--- Extracted records ---
++++

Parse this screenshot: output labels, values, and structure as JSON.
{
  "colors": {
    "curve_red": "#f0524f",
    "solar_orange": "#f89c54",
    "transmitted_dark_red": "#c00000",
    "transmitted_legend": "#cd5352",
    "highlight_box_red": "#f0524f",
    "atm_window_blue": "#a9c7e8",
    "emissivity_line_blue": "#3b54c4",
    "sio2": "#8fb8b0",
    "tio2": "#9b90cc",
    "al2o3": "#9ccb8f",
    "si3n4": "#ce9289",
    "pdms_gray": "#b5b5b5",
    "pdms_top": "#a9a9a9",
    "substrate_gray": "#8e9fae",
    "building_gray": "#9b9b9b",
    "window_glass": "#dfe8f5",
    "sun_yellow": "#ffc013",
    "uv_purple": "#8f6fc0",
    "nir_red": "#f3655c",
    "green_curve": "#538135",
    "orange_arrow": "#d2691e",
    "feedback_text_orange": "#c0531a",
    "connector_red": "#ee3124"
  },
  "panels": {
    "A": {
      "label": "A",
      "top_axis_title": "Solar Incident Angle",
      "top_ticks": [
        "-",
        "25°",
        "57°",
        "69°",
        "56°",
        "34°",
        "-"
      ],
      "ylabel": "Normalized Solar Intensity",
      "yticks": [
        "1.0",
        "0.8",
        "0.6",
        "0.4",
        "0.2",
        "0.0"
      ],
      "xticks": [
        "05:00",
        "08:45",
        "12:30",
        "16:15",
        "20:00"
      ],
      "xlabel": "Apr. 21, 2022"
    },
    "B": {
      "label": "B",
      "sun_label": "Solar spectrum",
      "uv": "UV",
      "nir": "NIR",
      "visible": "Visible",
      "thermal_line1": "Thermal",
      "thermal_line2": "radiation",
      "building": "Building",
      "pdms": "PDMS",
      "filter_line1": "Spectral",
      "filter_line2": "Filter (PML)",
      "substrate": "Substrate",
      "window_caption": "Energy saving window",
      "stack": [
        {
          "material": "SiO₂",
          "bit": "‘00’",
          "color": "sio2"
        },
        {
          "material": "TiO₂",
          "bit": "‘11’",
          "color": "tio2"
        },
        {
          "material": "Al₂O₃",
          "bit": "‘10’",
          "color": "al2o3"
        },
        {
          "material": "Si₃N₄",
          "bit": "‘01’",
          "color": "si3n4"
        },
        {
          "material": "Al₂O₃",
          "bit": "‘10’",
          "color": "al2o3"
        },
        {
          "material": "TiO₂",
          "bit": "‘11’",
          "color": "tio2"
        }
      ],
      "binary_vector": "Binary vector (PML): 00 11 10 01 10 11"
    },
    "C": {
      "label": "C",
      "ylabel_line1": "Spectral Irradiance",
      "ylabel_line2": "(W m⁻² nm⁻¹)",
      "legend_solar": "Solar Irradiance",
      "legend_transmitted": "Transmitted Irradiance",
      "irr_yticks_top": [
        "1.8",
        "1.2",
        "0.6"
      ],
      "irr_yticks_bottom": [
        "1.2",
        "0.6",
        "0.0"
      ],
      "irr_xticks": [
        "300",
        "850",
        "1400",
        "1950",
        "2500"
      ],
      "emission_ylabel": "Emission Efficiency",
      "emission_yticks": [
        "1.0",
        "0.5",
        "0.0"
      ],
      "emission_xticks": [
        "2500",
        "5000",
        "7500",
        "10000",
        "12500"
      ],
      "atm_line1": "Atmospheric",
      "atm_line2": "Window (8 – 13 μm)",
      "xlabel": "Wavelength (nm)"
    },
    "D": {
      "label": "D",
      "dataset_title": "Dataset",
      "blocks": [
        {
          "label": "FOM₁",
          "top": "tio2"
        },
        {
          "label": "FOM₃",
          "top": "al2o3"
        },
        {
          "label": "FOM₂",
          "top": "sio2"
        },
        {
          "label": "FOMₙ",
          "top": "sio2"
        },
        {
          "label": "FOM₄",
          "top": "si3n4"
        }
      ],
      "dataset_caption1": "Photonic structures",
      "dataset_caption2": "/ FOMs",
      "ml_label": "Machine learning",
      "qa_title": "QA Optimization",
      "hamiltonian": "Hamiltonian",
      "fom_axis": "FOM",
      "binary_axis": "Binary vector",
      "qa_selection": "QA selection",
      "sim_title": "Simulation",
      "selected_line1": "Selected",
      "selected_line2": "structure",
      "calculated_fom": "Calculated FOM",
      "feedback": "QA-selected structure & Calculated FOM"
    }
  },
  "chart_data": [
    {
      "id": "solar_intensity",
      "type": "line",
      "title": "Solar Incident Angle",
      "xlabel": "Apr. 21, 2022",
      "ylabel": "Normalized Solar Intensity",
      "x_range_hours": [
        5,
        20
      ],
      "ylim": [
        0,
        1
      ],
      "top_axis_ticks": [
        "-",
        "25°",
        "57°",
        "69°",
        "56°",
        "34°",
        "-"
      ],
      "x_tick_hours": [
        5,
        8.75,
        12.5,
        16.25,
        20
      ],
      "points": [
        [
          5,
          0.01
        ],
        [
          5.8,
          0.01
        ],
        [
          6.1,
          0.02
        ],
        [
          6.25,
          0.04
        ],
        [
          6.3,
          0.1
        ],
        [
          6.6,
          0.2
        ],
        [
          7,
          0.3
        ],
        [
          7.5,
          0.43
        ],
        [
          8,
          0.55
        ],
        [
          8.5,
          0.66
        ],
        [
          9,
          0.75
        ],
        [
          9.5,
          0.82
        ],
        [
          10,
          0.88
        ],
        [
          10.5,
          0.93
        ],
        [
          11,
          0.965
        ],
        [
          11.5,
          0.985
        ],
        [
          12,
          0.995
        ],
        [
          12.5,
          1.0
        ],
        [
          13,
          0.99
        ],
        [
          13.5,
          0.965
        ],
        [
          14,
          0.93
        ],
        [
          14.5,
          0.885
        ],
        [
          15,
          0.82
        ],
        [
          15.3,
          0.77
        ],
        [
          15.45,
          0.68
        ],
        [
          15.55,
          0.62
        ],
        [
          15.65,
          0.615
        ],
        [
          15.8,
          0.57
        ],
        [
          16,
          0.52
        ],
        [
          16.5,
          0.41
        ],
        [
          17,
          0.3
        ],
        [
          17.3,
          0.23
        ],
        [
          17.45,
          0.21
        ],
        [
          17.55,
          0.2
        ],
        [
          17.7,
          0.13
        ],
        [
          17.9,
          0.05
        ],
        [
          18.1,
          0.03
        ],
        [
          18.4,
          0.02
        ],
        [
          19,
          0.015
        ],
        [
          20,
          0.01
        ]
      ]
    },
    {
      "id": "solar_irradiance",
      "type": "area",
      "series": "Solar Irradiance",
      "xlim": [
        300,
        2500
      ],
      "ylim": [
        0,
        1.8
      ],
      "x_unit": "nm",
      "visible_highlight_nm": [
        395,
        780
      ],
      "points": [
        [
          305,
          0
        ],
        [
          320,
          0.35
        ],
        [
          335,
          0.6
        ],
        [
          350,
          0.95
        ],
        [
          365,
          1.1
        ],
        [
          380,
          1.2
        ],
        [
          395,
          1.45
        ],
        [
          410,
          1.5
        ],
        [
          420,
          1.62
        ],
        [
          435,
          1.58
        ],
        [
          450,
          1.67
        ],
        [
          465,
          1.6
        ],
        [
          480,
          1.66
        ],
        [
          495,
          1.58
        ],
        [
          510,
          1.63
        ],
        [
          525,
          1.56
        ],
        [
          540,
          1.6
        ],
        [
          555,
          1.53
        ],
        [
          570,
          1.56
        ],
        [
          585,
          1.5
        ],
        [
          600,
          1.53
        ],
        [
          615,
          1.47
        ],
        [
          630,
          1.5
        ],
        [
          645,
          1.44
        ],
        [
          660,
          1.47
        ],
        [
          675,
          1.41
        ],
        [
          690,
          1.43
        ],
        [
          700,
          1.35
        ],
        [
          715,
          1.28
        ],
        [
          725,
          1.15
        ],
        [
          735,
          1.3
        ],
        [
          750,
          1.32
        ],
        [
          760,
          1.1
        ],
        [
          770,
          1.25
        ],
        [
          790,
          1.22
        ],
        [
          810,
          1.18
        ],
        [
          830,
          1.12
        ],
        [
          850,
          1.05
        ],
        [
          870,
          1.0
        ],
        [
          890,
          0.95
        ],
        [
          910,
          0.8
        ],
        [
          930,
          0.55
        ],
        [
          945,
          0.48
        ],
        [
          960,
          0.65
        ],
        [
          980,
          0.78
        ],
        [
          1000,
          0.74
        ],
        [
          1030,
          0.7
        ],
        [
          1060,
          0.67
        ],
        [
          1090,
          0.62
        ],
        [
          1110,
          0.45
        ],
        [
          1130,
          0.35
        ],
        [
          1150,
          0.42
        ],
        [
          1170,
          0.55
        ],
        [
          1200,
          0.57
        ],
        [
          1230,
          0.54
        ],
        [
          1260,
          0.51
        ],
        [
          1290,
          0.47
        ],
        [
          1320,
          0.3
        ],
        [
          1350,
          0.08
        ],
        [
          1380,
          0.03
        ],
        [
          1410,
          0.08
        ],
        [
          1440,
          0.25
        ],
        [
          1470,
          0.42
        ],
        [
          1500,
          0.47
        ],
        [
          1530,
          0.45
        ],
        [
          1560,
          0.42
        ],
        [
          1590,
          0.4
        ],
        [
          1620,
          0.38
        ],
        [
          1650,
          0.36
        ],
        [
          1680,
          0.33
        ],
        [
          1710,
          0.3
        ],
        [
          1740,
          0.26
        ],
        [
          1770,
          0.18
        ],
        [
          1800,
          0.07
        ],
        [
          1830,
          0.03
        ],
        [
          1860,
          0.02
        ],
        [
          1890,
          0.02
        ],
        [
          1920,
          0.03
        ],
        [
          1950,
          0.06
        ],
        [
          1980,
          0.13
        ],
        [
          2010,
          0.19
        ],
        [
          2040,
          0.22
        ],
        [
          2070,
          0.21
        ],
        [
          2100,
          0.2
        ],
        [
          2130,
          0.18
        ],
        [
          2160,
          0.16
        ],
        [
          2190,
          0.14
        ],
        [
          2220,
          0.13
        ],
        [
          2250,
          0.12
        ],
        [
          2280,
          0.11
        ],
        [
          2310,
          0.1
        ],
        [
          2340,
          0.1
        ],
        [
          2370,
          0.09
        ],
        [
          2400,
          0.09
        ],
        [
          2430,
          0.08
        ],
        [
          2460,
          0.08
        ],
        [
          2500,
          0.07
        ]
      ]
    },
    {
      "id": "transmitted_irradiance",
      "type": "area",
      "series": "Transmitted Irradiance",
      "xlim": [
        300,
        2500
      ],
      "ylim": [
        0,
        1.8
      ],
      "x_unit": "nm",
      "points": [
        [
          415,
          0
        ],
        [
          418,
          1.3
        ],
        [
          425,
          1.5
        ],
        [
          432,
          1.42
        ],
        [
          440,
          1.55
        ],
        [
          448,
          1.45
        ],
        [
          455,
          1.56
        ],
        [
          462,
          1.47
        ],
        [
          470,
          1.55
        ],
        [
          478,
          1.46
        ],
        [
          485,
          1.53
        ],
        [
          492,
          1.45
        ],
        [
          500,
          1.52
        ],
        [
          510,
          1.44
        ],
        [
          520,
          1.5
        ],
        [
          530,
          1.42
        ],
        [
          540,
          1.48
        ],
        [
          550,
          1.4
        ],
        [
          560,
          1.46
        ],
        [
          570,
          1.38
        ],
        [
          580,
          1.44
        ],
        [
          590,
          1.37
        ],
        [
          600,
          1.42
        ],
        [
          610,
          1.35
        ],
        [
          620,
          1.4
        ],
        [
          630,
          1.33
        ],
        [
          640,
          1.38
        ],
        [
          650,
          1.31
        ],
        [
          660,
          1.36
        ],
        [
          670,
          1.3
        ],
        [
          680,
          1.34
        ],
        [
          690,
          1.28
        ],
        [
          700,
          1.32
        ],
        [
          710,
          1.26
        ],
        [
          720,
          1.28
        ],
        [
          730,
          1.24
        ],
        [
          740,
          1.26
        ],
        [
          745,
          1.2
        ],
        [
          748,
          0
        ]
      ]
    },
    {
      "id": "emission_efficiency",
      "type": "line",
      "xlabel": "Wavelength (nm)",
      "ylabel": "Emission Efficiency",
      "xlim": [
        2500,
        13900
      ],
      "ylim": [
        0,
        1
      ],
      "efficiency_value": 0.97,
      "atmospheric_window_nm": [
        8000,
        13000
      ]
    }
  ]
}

++++

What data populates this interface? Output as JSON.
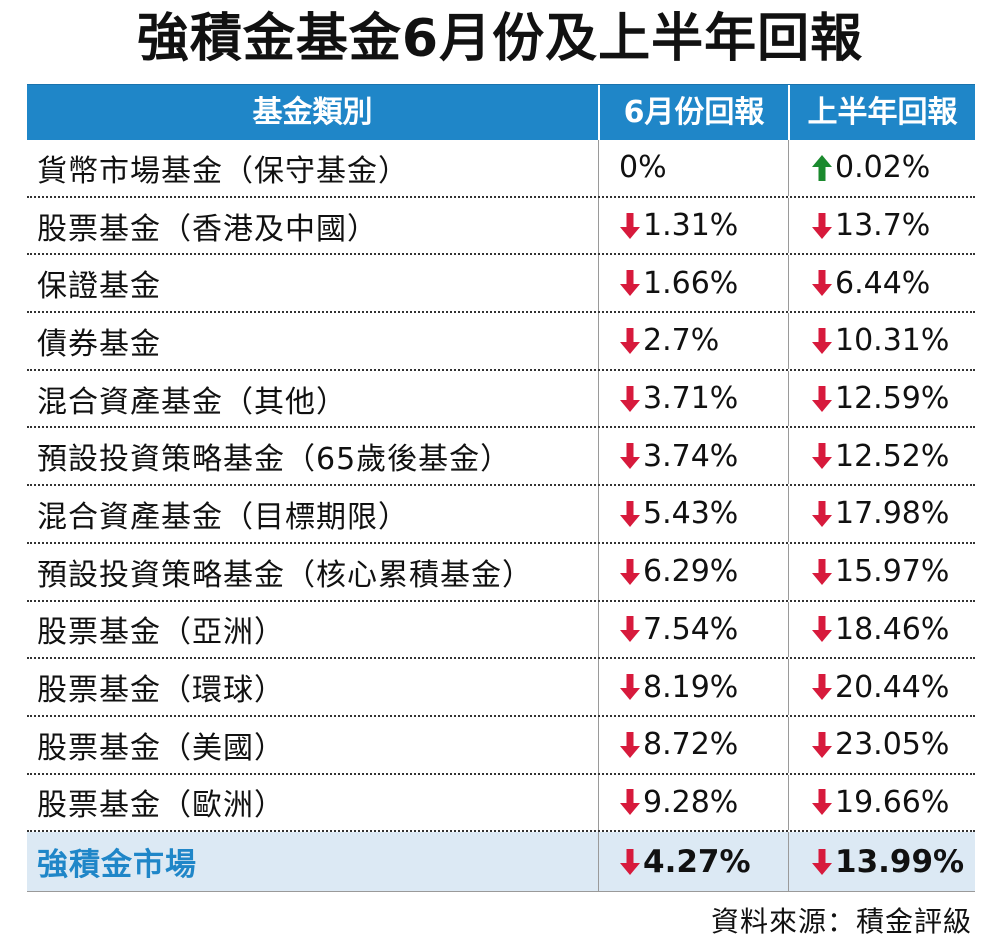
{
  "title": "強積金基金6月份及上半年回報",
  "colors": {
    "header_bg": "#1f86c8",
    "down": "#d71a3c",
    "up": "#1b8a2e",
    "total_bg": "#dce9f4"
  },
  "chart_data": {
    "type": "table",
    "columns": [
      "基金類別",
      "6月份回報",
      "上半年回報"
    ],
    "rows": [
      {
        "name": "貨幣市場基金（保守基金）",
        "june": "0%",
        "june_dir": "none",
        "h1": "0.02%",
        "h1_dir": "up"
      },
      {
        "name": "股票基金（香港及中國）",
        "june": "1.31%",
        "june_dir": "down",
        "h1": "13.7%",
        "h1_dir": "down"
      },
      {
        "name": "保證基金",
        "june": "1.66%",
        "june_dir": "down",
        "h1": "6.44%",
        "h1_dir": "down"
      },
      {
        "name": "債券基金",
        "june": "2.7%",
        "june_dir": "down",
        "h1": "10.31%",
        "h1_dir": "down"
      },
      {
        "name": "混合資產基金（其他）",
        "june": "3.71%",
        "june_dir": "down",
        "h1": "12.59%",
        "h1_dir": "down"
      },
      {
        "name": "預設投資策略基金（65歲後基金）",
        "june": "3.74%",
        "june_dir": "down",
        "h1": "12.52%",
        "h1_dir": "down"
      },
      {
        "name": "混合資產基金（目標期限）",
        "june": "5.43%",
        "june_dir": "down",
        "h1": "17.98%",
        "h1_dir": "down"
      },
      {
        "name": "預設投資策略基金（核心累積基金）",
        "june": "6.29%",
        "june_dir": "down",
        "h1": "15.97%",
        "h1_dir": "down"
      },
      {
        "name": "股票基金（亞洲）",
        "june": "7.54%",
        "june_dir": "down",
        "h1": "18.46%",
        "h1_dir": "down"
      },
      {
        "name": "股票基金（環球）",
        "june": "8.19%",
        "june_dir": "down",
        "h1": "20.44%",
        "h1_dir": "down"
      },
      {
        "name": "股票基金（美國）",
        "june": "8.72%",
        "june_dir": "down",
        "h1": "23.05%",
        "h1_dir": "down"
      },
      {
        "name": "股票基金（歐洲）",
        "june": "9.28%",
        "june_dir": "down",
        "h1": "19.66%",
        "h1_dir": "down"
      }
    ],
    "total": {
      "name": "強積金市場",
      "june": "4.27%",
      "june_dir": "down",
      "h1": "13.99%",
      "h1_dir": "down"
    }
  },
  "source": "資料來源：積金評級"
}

++++

--- Exercise objective ---
Search the records for the word "Wavelength". Copy every line that has it.

--- Full solution ---
      "xlabel": "Wavelength (nm)"
      "xlabel": "Wavelength (nm)",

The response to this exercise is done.